• [Objective]: Write out the full set of records exactly. Any pictures in them do not belong in the copy.

(Records that describe figures)

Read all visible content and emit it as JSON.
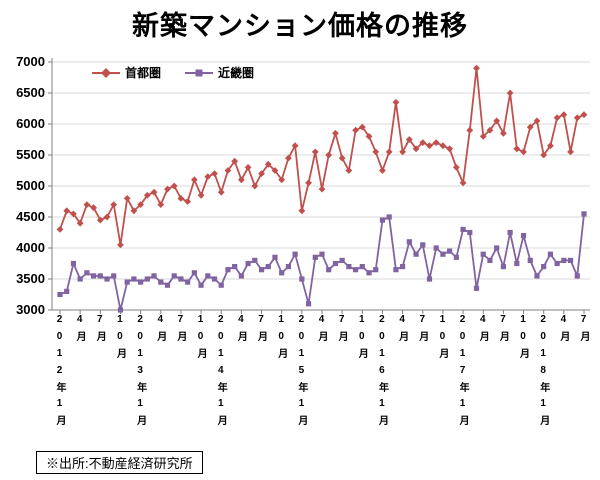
{
  "title": "新築マンション価格の推移",
  "source_note": "※出所:不動産経済研究所",
  "chart_data": {
    "type": "line",
    "title": "新築マンション価格の推移",
    "ylim": [
      3000,
      7000
    ],
    "y_ticks": [
      3000,
      3500,
      4000,
      4500,
      5000,
      5500,
      6000,
      6500,
      7000
    ],
    "grid": true,
    "legend_position": "top-left-inside",
    "x_tick_labels": [
      "2012年1月",
      "4月",
      "7月",
      "10月",
      "2013年1月",
      "4月",
      "7月",
      "10月",
      "2014年1月",
      "4月",
      "7月",
      "10月",
      "2015年1月",
      "4月",
      "7月",
      "10月",
      "2016年1月",
      "4月",
      "7月",
      "10月",
      "2017年1月",
      "4月",
      "7月",
      "10月",
      "2018年1月",
      "4月",
      "7月"
    ],
    "x_tick_indices": [
      0,
      3,
      6,
      9,
      12,
      15,
      18,
      21,
      24,
      27,
      30,
      33,
      36,
      39,
      42,
      45,
      48,
      51,
      54,
      57,
      60,
      63,
      66,
      69,
      72,
      75,
      78
    ],
    "series": [
      {
        "name": "首都圏",
        "color": "#c0504d",
        "marker": "diamond",
        "values": [
          4300,
          4600,
          4550,
          4400,
          4700,
          4650,
          4450,
          4500,
          4700,
          4050,
          4800,
          4600,
          4700,
          4850,
          4900,
          4700,
          4950,
          5000,
          4800,
          4750,
          5100,
          4850,
          5150,
          5200,
          4900,
          5250,
          5400,
          5100,
          5300,
          5000,
          5200,
          5350,
          5250,
          5100,
          5450,
          5650,
          4600,
          5050,
          5550,
          4950,
          5500,
          5850,
          5450,
          5250,
          5900,
          5950,
          5800,
          5550,
          5250,
          5550,
          6350,
          5550,
          5750,
          5600,
          5700,
          5650,
          5700,
          5650,
          5600,
          5300,
          5050,
          5900,
          6900,
          5800,
          5900,
          6050,
          5850,
          6500,
          5600,
          5550,
          5950,
          6050,
          5500,
          5650,
          6100,
          6150,
          5550,
          6100,
          6150
        ]
      },
      {
        "name": "近畿圏",
        "color": "#8064a2",
        "marker": "square",
        "values": [
          3250,
          3300,
          3750,
          3500,
          3600,
          3550,
          3550,
          3500,
          3550,
          3000,
          3450,
          3500,
          3450,
          3500,
          3550,
          3450,
          3400,
          3550,
          3500,
          3450,
          3600,
          3400,
          3550,
          3500,
          3400,
          3650,
          3700,
          3550,
          3750,
          3800,
          3650,
          3700,
          3850,
          3600,
          3700,
          3900,
          3500,
          3100,
          3850,
          3900,
          3650,
          3750,
          3800,
          3700,
          3650,
          3700,
          3600,
          3650,
          4450,
          4500,
          3650,
          3700,
          4100,
          3900,
          4050,
          3500,
          4000,
          3900,
          3950,
          3850,
          4300,
          4250,
          3350,
          3900,
          3800,
          4000,
          3700,
          4250,
          3750,
          4200,
          3800,
          3550,
          3700,
          3900,
          3750,
          3800,
          3800,
          3550,
          4550
        ]
      }
    ]
  }
}
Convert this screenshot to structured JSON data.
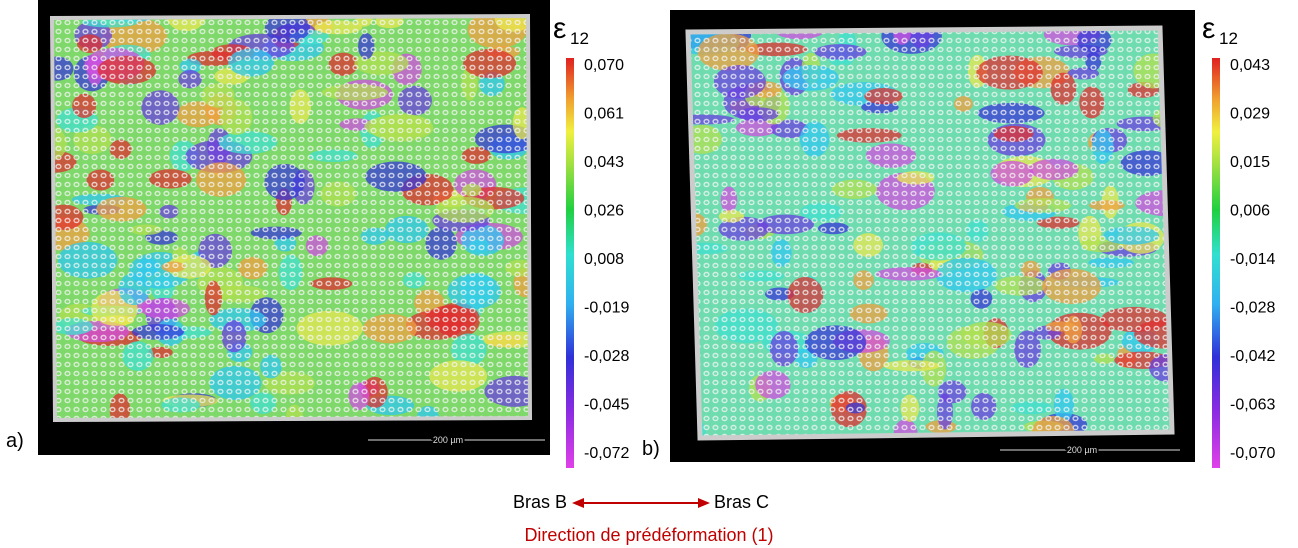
{
  "panels": [
    {
      "label": "a)",
      "scale_bar": "200 µm",
      "colorbar": {
        "symbol": "ε",
        "subscript": "12",
        "ticks": [
          "0,070",
          "0,061",
          "0,043",
          "0,026",
          "0,008",
          "-0,019",
          "-0,028",
          "-0,045",
          "-0,072"
        ]
      }
    },
    {
      "label": "b)",
      "scale_bar": "200 µm",
      "colorbar": {
        "symbol": "ε",
        "subscript": "12",
        "ticks": [
          "0,043",
          "0,029",
          "0,015",
          "0,006",
          "-0,014",
          "-0,028",
          "-0,042",
          "-0,063",
          "-0,070"
        ]
      }
    }
  ],
  "caption": {
    "left": "Bras B",
    "right": "Bras C",
    "direction": "Direction de prédéformation (1)"
  }
}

• [Response]:
Read all visible content and emit it as JSON.
{
  "title": "新築マンション価格の推移",
  "source_note": "※出所:不動産経済研究所",
  "chart_data": {
    "type": "line",
    "title": "新築マンション価格の推移",
    "ylim": [
      3000,
      7000
    ],
    "y_ticks": [
      3000,
      3500,
      4000,
      4500,
      5000,
      5500,
      6000,
      6500,
      7000
    ],
    "grid": true,
    "legend_position": "top-left-inside",
    "x_tick_labels": [
      "2012年1月",
      "4月",
      "7月",
      "10月",
      "2013年1月",
      "4月",
      "7月",
      "10月",
      "2014年1月",
      "4月",
      "7月",
      "10月",
      "2015年1月",
      "4月",
      "7月",
      "10月",
      "2016年1月",
      "4月",
      "7月",
      "10月",
      "2017年1月",
      "4月",
      "7月",
      "10月",
      "2018年1月",
      "4月",
      "7月"
    ],
    "x_tick_indices": [
      0,
      3,
      6,
      9,
      12,
      15,
      18,
      21,
      24,
      27,
      30,
      33,
      36,
      39,
      42,
      45,
      48,
      51,
      54,
      57,
      60,
      63,
      66,
      69,
      72,
      75,
      78
    ],
    "series": [
      {
        "name": "首都圏",
        "color": "#c0504d",
        "marker": "diamond",
        "values": [
          4300,
          4600,
          4550,
          4400,
          4700,
          4650,
          4450,
          4500,
          4700,
          4050,
          4800,
          4600,
          4700,
          4850,
          4900,
          4700,
          4950,
          5000,
          4800,
          4750,
          5100,
          4850,
          5150,
          5200,
          4900,
          5250,
          5400,
          5100,
          5300,
          5000,
          5200,
          5350,
          5250,
          5100,
          5450,
          5650,
          4600,
          5050,
          5550,
          4950,
          5500,
          5850,
          5450,
          5250,
          5900,
          5950,
          5800,
          5550,
          5250,
          5550,
          6350,
          5550,
          5750,
          5600,
          5700,
          5650,
          5700,
          5650,
          5600,
          5300,
          5050,
          5900,
          6900,
          5800,
          5900,
          6050,
          5850,
          6500,
          5600,
          5550,
          5950,
          6050,
          5500,
          5650,
          6100,
          6150,
          5550,
          6100,
          6150
        ]
      },
      {
        "name": "近畿圏",
        "color": "#8064a2",
        "marker": "square",
        "values": [
          3250,
          3300,
          3750,
          3500,
          3600,
          3550,
          3550,
          3500,
          3550,
          3000,
          3450,
          3500,
          3450,
          3500,
          3550,
          3450,
          3400,
          3550,
          3500,
          3450,
          3600,
          3400,
          3550,
          3500,
          3400,
          3650,
          3700,
          3550,
          3750,
          3800,
          3650,
          3700,
          3850,
          3600,
          3700,
          3900,
          3500,
          3100,
          3850,
          3900,
          3650,
          3750,
          3800,
          3700,
          3650,
          3700,
          3600,
          3650,
          4450,
          4500,
          3650,
          3700,
          4100,
          3900,
          4050,
          3500,
          4000,
          3900,
          3950,
          3850,
          4300,
          4250,
          3350,
          3900,
          3800,
          4000,
          3700,
          4250,
          3750,
          4200,
          3800,
          3550,
          3700,
          3900,
          3750,
          3800,
          3800,
          3550,
          4550
        ]
      }
    ]
  }
}
Convert this screenshot to structured JSON data.
{
  "panels": [
    {
      "label": "a)",
      "scale_bar": "200 µm",
      "colorbar": {
        "symbol": "ε",
        "subscript": "12",
        "ticks": [
          "0,070",
          "0,061",
          "0,043",
          "0,026",
          "0,008",
          "-0,019",
          "-0,028",
          "-0,045",
          "-0,072"
        ]
      }
    },
    {
      "label": "b)",
      "scale_bar": "200 µm",
      "colorbar": {
        "symbol": "ε",
        "subscript": "12",
        "ticks": [
          "0,043",
          "0,029",
          "0,015",
          "0,006",
          "-0,014",
          "-0,028",
          "-0,042",
          "-0,063",
          "-0,070"
        ]
      }
    }
  ],
  "caption": {
    "left": "Bras B",
    "right": "Bras C",
    "direction": "Direction de prédéformation (1)"
  }
}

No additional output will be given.